- A run of records -
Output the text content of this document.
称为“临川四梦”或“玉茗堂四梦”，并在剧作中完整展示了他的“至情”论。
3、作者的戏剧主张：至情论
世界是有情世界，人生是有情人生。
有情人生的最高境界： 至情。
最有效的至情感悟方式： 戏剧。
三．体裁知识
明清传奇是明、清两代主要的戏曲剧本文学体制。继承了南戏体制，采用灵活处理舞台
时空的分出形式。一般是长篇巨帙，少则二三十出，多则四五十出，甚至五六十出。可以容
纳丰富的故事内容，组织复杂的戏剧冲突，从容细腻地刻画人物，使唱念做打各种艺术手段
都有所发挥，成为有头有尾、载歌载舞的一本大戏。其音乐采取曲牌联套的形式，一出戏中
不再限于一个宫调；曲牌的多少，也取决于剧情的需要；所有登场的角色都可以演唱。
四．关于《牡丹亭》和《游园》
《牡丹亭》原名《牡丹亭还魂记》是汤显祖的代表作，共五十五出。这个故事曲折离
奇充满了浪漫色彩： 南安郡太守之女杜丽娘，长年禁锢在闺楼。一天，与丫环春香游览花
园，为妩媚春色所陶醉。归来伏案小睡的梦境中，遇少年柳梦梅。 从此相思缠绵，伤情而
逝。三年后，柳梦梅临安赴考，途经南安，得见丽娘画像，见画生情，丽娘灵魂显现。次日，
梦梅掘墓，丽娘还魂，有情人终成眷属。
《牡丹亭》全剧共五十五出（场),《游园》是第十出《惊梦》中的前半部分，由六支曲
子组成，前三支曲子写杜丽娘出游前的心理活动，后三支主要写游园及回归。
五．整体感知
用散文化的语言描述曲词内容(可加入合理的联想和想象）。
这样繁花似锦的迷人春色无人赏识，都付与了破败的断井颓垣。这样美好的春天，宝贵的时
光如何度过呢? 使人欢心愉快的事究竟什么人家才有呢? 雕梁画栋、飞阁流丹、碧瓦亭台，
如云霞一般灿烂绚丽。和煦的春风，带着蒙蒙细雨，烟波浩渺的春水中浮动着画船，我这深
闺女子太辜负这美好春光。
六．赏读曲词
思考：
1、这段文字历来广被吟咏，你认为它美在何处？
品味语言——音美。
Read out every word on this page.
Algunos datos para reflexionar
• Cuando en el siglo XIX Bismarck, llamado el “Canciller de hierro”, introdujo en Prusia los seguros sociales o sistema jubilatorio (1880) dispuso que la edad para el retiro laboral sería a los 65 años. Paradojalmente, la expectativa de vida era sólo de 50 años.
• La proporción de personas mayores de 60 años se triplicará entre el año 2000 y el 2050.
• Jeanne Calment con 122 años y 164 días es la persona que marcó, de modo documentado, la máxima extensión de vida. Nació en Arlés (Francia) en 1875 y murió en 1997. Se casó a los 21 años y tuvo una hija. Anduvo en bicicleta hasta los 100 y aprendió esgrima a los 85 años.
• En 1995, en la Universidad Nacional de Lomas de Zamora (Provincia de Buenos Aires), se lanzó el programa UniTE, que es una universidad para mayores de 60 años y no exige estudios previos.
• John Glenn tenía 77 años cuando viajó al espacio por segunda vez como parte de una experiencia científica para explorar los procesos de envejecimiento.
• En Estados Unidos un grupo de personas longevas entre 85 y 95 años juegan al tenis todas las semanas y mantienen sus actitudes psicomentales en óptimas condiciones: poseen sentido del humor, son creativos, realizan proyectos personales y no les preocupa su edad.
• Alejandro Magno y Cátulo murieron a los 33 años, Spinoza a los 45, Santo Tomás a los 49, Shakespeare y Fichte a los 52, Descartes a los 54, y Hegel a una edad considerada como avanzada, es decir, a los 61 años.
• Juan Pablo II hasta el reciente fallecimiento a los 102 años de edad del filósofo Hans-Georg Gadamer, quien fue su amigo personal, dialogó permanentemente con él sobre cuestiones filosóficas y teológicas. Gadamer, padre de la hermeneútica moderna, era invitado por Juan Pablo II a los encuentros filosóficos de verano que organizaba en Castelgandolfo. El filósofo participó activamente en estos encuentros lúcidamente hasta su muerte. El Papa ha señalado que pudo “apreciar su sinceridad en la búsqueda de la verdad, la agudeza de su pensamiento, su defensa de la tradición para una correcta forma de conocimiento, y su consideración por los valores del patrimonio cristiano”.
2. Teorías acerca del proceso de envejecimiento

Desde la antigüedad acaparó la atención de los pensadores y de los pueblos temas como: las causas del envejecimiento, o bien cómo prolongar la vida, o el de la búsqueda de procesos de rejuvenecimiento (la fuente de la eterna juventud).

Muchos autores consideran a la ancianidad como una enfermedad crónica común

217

- WHAT THE EXERCISE ASKS -
Your task is to give the records above again, exactly.

- COMPLETED TASK -
Output the text content of this document.
称为“临川四梦”或“玉茗堂四梦”，并在剧作中完整展示了他的“至情”论。
3、作者的戏剧主张：至情论
世界是有情世界，人生是有情人生。
有情人生的最高境界： 至情。
最有效的至情感悟方式： 戏剧。
三．体裁知识
明清传奇是明、清两代主要的戏曲剧本文学体制。继承了南戏体制，采用灵活处理舞台
时空的分出形式。一般是长篇巨帙，少则二三十出，多则四五十出，甚至五六十出。可以容
纳丰富的故事内容，组织复杂的戏剧冲突，从容细腻地刻画人物，使唱念做打各种艺术手段
都有所发挥，成为有头有尾、载歌载舞的一本大戏。其音乐采取曲牌联套的形式，一出戏中
不再限于一个宫调；曲牌的多少，也取决于剧情的需要；所有登场的角色都可以演唱。
四．关于《牡丹亭》和《游园》
《牡丹亭》原名《牡丹亭还魂记》是汤显祖的代表作，共五十五出。这个故事曲折离
奇充满了浪漫色彩： 南安郡太守之女杜丽娘，长年禁锢在闺楼。一天，与丫环春香游览花
园，为妩媚春色所陶醉。归来伏案小睡的梦境中，遇少年柳梦梅。 从此相思缠绵，伤情而
逝。三年后，柳梦梅临安赴考，途经南安，得见丽娘画像，见画生情，丽娘灵魂显现。次日，
梦梅掘墓，丽娘还魂，有情人终成眷属。
《牡丹亭》全剧共五十五出（场),《游园》是第十出《惊梦》中的前半部分，由六支曲
子组成，前三支曲子写杜丽娘出游前的心理活动，后三支主要写游园及回归。
五．整体感知
用散文化的语言描述曲词内容(可加入合理的联想和想象）。
这样繁花似锦的迷人春色无人赏识，都付与了破败的断井颓垣。这样美好的春天，宝贵的时
光如何度过呢? 使人欢心愉快的事究竟什么人家才有呢? 雕梁画栋、飞阁流丹、碧瓦亭台，
如云霞一般灿烂绚丽。和煦的春风，带着蒙蒙细雨，烟波浩渺的春水中浮动着画船，我这深
闺女子太辜负这美好春光。
六．赏读曲词
思考：
1、这段文字历来广被吟咏，你认为它美在何处？
品味语言——音美。
Read out every word on this page.
Algunos datos para reflexionar
• Cuando en el siglo XIX Bismarck, llamado el “Canciller de hierro”, introdujo en Prusia los seguros sociales o sistema jubilatorio (1880) dispuso que la edad para el retiro laboral sería a los 65 años. Paradojalmente, la expectativa de vida era sólo de 50 años.
• La proporción de personas mayores de 60 años se triplicará entre el año 2000 y el 2050.
• Jeanne Calment con 122 años y 164 días es la persona que marcó, de modo documentado, la máxima extensión de vida. Nació en Arlés (Francia) en 1875 y murió en 1997. Se casó a los 21 años y tuvo una hija. Anduvo en bicicleta hasta los 100 y aprendió esgrima a los 85 años.
• En 1995, en la Universidad Nacional de Lomas de Zamora (Provincia de Buenos Aires), se lanzó el programa UniTE, que es una universidad para mayores de 60 años y no exige estudios previos.
• John Glenn tenía 77 años cuando viajó al espacio por segunda vez como parte de una experiencia científica para explorar los procesos de envejecimiento.
• En Estados Unidos un grupo de personas longevas entre 85 y 95 años juegan al tenis todas las semanas y mantienen sus actitudes psicomentales en óptimas condiciones: poseen sentido del humor, son creativos, realizan proyectos personales y no les preocupa su edad.
• Alejandro Magno y Cátulo murieron a los 33 años, Spinoza a los 45, Santo Tomás a los 49, Shakespeare y Fichte a los 52, Descartes a los 54, y Hegel a una edad considerada como avanzada, es decir, a los 61 años.
• Juan Pablo II hasta el reciente fallecimiento a los 102 años de edad del filósofo Hans-Georg Gadamer, quien fue su amigo personal, dialogó permanentemente con él sobre cuestiones filosóficas y teológicas. Gadamer, padre de la hermeneútica moderna, era invitado por Juan Pablo II a los encuentros filosóficos de verano que organizaba en Castelgandolfo. El filósofo participó activamente en estos encuentros lúcidamente hasta su muerte. El Papa ha señalado que pudo “apreciar su sinceridad en la búsqueda de la verdad, la agudeza de su pensamiento, su defensa de la tradición para una correcta forma de conocimiento, y su consideración por los valores del patrimonio cristiano”.
2. Teorías acerca del proceso de envejecimiento

Desde la antigüedad acaparó la atención de los pensadores y de los pueblos temas como: las causas del envejecimiento, o bien cómo prolongar la vida, o el de la búsqueda de procesos de rejuvenecimiento (la fuente de la eterna juventud).

Muchos autores consideran a la ancianidad como una enfermedad crónica común

217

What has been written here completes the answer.